== Instruction ==
Each entry that follows must be output without any deviation.

== Extracted records ==
----

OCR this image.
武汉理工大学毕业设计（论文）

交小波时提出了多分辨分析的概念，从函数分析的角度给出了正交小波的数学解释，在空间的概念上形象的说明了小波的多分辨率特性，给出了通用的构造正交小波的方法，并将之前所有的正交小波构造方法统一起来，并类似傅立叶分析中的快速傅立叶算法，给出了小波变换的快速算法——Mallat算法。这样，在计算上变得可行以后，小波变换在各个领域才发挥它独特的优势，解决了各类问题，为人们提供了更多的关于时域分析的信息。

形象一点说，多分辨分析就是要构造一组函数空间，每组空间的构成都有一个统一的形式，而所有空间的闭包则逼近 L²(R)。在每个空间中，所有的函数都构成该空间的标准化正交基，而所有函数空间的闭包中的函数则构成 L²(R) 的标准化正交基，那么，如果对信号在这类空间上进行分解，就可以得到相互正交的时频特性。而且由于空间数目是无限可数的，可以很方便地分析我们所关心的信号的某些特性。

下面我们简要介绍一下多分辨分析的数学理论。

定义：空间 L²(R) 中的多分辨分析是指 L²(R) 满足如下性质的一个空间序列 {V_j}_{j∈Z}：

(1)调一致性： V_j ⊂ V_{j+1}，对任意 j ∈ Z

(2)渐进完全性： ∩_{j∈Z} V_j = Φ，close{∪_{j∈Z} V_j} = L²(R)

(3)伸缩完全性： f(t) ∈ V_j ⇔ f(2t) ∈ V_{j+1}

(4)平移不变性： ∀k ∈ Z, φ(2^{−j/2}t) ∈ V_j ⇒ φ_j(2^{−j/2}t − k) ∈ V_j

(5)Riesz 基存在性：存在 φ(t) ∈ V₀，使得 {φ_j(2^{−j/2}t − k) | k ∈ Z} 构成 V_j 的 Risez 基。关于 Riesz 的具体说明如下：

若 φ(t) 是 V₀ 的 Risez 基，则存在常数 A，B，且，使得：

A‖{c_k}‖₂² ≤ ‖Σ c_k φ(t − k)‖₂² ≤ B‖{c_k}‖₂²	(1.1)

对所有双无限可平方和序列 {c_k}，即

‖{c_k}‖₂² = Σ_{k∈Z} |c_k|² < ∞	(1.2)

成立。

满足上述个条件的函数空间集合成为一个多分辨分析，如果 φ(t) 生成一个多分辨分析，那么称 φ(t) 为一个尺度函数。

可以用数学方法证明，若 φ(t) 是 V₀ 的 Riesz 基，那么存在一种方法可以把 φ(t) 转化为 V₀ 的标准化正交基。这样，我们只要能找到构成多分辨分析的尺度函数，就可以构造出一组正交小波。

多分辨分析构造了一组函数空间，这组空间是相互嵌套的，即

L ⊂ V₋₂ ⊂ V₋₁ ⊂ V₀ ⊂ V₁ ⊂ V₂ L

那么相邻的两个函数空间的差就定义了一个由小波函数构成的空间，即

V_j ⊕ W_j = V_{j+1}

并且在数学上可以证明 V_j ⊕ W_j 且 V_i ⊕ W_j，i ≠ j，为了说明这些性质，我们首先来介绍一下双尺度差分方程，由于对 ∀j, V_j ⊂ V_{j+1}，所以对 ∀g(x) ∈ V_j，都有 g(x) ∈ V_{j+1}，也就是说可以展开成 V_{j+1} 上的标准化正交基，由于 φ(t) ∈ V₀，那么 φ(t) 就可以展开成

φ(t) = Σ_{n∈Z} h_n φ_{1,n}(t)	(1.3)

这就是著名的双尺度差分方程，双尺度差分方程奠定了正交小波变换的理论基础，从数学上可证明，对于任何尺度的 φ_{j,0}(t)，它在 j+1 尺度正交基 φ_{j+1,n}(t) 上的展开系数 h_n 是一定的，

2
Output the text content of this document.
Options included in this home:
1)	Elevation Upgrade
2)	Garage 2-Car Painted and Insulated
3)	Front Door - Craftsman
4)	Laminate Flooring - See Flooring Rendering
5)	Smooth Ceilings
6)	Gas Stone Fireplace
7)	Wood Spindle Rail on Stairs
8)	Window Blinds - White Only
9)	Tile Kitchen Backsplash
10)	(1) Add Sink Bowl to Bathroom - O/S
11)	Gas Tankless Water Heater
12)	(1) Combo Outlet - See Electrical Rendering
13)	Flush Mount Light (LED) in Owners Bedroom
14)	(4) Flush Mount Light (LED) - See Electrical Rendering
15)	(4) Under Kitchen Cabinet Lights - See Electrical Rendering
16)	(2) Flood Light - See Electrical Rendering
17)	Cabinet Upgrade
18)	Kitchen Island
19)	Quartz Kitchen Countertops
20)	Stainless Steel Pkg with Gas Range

----

== Response to this task ==
OCR this image.
武汉理工大学毕业设计（论文）

交小波时提出了多分辨分析的概念，从函数分析的角度给出了正交小波的数学解释，在空间的概念上形象的说明了小波的多分辨率特性，给出了通用的构造正交小波的方法，并将之前所有的正交小波构造方法统一起来，并类似傅立叶分析中的快速傅立叶算法，给出了小波变换的快速算法——Mallat算法。这样，在计算上变得可行以后，小波变换在各个领域才发挥它独特的优势，解决了各类问题，为人们提供了更多的关于时域分析的信息。

形象一点说，多分辨分析就是要构造一组函数空间，每组空间的构成都有一个统一的形式，而所有空间的闭包则逼近 L²(R)。在每个空间中，所有的函数都构成该空间的标准化正交基，而所有函数空间的闭包中的函数则构成 L²(R) 的标准化正交基，那么，如果对信号在这类空间上进行分解，就可以得到相互正交的时频特性。而且由于空间数目是无限可数的，可以很方便地分析我们所关心的信号的某些特性。

下面我们简要介绍一下多分辨分析的数学理论。

定义：空间 L²(R) 中的多分辨分析是指 L²(R) 满足如下性质的一个空间序列 {V_j}_{j∈Z}：

(1)调一致性： V_j ⊂ V_{j+1}，对任意 j ∈ Z

(2)渐进完全性： ∩_{j∈Z} V_j = Φ，close{∪_{j∈Z} V_j} = L²(R)

(3)伸缩完全性： f(t) ∈ V_j ⇔ f(2t) ∈ V_{j+1}

(4)平移不变性： ∀k ∈ Z, φ(2^{−j/2}t) ∈ V_j ⇒ φ_j(2^{−j/2}t − k) ∈ V_j

(5)Riesz 基存在性：存在 φ(t) ∈ V₀，使得 {φ_j(2^{−j/2}t − k) | k ∈ Z} 构成 V_j 的 Risez 基。关于 Riesz 的具体说明如下：

若 φ(t) 是 V₀ 的 Risez 基，则存在常数 A，B，且，使得：

A‖{c_k}‖₂² ≤ ‖Σ c_k φ(t − k)‖₂² ≤ B‖{c_k}‖₂²	(1.1)

对所有双无限可平方和序列 {c_k}，即

‖{c_k}‖₂² = Σ_{k∈Z} |c_k|² < ∞	(1.2)

成立。

满足上述个条件的函数空间集合成为一个多分辨分析，如果 φ(t) 生成一个多分辨分析，那么称 φ(t) 为一个尺度函数。

可以用数学方法证明，若 φ(t) 是 V₀ 的 Riesz 基，那么存在一种方法可以把 φ(t) 转化为 V₀ 的标准化正交基。这样，我们只要能找到构成多分辨分析的尺度函数，就可以构造出一组正交小波。

多分辨分析构造了一组函数空间，这组空间是相互嵌套的，即

L ⊂ V₋₂ ⊂ V₋₁ ⊂ V₀ ⊂ V₁ ⊂ V₂ L

那么相邻的两个函数空间的差就定义了一个由小波函数构成的空间，即

V_j ⊕ W_j = V_{j+1}

并且在数学上可以证明 V_j ⊕ W_j 且 V_i ⊕ W_j，i ≠ j，为了说明这些性质，我们首先来介绍一下双尺度差分方程，由于对 ∀j, V_j ⊂ V_{j+1}，所以对 ∀g(x) ∈ V_j，都有 g(x) ∈ V_{j+1}，也就是说可以展开成 V_{j+1} 上的标准化正交基，由于 φ(t) ∈ V₀，那么 φ(t) 就可以展开成

φ(t) = Σ_{n∈Z} h_n φ_{1,n}(t)	(1.3)

这就是著名的双尺度差分方程，双尺度差分方程奠定了正交小波变换的理论基础，从数学上可证明，对于任何尺度的 φ_{j,0}(t)，它在 j+1 尺度正交基 φ_{j+1,n}(t) 上的展开系数 h_n 是一定的，

2
Output the text content of this document.
Options included in this home:
1)	Elevation Upgrade
2)	Garage 2-Car Painted and Insulated
3)	Front Door - Craftsman
4)	Laminate Flooring - See Flooring Rendering
5)	Smooth Ceilings
6)	Gas Stone Fireplace
7)	Wood Spindle Rail on Stairs
8)	Window Blinds - White Only
9)	Tile Kitchen Backsplash
10)	(1) Add Sink Bowl to Bathroom - O/S
11)	Gas Tankless Water Heater
12)	(1) Combo Outlet - See Electrical Rendering
13)	Flush Mount Light (LED) in Owners Bedroom
14)	(4) Flush Mount Light (LED) - See Electrical Rendering
15)	(4) Under Kitchen Cabinet Lights - See Electrical Rendering
16)	(2) Flood Light - See Electrical Rendering
17)	Cabinet Upgrade
18)	Kitchen Island
19)	Quartz Kitchen Countertops
20)	Stainless Steel Pkg with Gas Range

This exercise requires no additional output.